EXERCISE DIRECTIONS:
Filter out everything except lines holding "xlabel".

Collected data
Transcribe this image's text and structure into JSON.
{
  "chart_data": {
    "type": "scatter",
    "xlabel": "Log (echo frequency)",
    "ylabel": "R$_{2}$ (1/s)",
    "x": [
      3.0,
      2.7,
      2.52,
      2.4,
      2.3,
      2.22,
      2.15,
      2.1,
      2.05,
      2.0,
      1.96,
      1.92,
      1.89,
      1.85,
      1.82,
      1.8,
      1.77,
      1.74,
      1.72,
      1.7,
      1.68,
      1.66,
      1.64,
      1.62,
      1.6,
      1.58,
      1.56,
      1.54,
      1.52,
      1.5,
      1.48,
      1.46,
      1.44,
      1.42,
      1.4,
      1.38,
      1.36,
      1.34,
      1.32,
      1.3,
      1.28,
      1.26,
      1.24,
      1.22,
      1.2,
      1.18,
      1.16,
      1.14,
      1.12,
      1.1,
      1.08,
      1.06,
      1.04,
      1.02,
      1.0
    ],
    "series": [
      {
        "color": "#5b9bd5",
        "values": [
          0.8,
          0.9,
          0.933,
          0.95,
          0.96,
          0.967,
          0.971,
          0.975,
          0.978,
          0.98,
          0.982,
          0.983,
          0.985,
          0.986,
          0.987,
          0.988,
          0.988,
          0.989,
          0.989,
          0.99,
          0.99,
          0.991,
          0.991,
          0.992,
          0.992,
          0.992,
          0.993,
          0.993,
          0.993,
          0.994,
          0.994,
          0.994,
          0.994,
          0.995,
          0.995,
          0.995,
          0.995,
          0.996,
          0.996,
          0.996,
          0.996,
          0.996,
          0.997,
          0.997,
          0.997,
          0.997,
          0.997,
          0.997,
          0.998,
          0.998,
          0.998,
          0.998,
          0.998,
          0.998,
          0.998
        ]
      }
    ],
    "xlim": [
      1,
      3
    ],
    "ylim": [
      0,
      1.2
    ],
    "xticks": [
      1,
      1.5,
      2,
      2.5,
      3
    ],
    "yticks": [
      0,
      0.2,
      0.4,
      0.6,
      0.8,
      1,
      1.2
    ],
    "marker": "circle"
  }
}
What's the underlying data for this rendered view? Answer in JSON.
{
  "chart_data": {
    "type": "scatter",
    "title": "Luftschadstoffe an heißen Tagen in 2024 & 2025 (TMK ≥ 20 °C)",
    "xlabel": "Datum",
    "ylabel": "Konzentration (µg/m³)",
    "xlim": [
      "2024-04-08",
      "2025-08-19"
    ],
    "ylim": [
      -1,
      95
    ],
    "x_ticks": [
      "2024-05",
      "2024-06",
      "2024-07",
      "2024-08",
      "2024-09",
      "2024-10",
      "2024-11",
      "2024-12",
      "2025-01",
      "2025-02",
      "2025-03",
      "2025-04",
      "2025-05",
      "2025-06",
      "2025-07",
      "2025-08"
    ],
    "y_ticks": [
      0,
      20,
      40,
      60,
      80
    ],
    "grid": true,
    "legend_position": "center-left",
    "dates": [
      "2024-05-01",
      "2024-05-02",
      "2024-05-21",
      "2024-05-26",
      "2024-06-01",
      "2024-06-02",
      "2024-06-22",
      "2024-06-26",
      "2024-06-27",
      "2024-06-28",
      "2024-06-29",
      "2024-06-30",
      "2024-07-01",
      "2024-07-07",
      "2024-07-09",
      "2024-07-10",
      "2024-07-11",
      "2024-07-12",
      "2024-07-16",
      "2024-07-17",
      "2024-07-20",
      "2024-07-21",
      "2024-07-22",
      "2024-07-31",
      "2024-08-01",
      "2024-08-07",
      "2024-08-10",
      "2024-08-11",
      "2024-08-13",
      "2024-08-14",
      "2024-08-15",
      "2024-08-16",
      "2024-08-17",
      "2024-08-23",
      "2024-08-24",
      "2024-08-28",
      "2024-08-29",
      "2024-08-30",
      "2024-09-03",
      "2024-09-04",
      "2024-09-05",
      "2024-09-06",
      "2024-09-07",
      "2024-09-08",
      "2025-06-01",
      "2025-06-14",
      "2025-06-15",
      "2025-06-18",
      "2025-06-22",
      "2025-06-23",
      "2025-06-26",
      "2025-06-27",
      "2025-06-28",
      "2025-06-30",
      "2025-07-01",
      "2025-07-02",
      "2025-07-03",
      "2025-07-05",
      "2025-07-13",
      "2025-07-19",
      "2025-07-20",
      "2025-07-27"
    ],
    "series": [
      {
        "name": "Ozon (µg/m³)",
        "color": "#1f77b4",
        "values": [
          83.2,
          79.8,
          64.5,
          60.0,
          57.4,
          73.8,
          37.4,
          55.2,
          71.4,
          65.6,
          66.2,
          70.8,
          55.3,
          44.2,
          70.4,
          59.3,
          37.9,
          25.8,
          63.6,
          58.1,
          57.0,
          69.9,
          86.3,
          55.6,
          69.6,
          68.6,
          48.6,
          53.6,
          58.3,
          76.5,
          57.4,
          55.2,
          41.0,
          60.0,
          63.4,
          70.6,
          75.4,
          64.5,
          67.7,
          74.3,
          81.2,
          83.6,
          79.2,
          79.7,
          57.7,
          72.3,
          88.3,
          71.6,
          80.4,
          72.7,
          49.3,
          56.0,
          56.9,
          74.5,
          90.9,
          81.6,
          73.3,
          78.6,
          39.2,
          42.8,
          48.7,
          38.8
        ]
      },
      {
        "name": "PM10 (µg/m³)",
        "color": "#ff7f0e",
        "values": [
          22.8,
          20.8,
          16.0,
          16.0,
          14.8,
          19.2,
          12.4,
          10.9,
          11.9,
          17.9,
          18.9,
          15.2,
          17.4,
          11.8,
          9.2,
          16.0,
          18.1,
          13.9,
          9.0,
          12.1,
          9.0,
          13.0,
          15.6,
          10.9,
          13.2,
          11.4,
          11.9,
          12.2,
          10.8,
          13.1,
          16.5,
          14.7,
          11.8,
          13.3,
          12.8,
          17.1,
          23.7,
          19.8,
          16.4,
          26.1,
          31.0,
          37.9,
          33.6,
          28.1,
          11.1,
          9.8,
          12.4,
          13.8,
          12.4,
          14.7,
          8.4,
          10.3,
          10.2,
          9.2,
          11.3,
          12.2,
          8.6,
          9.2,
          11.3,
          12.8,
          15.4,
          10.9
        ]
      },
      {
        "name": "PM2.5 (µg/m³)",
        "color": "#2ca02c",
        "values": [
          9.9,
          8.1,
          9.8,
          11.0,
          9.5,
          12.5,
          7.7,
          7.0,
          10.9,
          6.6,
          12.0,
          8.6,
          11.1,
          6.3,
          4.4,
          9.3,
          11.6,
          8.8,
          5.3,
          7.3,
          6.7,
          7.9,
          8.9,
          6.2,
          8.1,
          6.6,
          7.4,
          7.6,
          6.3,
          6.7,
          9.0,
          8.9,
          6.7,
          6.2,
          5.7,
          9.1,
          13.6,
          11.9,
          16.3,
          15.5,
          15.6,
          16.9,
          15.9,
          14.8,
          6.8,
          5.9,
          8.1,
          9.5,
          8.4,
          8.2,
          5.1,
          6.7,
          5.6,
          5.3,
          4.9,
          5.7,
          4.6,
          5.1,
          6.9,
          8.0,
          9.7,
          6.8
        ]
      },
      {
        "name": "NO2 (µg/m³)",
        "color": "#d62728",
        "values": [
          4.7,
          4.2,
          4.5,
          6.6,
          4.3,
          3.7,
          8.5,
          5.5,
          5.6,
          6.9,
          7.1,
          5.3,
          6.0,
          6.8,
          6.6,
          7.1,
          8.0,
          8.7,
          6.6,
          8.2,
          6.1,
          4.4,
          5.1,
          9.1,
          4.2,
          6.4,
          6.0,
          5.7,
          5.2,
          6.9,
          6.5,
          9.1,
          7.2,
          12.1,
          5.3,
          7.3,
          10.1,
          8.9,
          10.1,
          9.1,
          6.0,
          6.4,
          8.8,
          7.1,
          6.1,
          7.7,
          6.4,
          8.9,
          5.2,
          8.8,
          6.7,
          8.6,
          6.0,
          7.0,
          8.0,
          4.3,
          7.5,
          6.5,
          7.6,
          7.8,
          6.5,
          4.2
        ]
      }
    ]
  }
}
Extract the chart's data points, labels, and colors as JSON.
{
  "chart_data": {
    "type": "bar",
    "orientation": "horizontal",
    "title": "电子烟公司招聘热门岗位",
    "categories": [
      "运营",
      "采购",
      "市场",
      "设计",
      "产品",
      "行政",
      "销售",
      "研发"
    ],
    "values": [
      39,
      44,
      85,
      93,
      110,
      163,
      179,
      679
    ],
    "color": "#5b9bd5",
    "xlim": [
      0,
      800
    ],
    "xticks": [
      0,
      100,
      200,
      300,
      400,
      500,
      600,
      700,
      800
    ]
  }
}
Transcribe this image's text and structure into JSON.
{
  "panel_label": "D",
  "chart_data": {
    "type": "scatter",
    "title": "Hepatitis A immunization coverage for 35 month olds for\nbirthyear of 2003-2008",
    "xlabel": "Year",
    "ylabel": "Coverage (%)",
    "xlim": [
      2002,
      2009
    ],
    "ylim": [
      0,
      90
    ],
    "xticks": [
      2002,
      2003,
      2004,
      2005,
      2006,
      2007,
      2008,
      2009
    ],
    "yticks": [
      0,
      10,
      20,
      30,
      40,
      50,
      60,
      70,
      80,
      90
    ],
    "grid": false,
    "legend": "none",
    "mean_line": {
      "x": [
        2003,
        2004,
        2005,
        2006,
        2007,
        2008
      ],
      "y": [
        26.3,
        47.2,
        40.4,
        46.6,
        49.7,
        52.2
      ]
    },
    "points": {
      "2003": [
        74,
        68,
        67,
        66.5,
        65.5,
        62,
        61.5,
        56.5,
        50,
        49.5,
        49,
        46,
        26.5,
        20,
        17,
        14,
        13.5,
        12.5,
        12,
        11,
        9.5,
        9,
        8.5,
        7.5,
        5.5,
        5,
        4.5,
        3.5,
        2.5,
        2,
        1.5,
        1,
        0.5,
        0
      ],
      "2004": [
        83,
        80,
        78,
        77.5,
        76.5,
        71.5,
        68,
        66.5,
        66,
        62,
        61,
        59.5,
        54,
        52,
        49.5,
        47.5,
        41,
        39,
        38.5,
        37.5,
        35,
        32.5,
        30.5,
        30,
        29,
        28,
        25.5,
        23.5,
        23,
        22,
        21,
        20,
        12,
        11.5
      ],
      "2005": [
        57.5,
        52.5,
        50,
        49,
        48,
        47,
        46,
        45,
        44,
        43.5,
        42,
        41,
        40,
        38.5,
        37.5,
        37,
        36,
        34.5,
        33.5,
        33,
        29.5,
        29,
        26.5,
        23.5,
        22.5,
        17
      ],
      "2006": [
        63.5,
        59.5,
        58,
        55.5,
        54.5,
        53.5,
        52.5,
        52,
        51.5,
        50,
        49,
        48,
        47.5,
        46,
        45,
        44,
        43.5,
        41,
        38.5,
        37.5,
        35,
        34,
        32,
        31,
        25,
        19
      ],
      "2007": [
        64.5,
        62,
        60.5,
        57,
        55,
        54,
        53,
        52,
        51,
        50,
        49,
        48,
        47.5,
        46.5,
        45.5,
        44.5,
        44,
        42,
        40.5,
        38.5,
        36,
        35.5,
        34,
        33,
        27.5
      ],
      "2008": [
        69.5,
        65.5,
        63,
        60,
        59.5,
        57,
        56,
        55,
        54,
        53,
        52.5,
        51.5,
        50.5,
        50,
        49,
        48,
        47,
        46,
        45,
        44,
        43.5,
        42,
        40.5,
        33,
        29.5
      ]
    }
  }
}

RESPONSE FOR THIS EXERCISE:
    "xlabel": "Log (echo frequency)",
    "xlabel": "Datum",
    "xlabel": "Year",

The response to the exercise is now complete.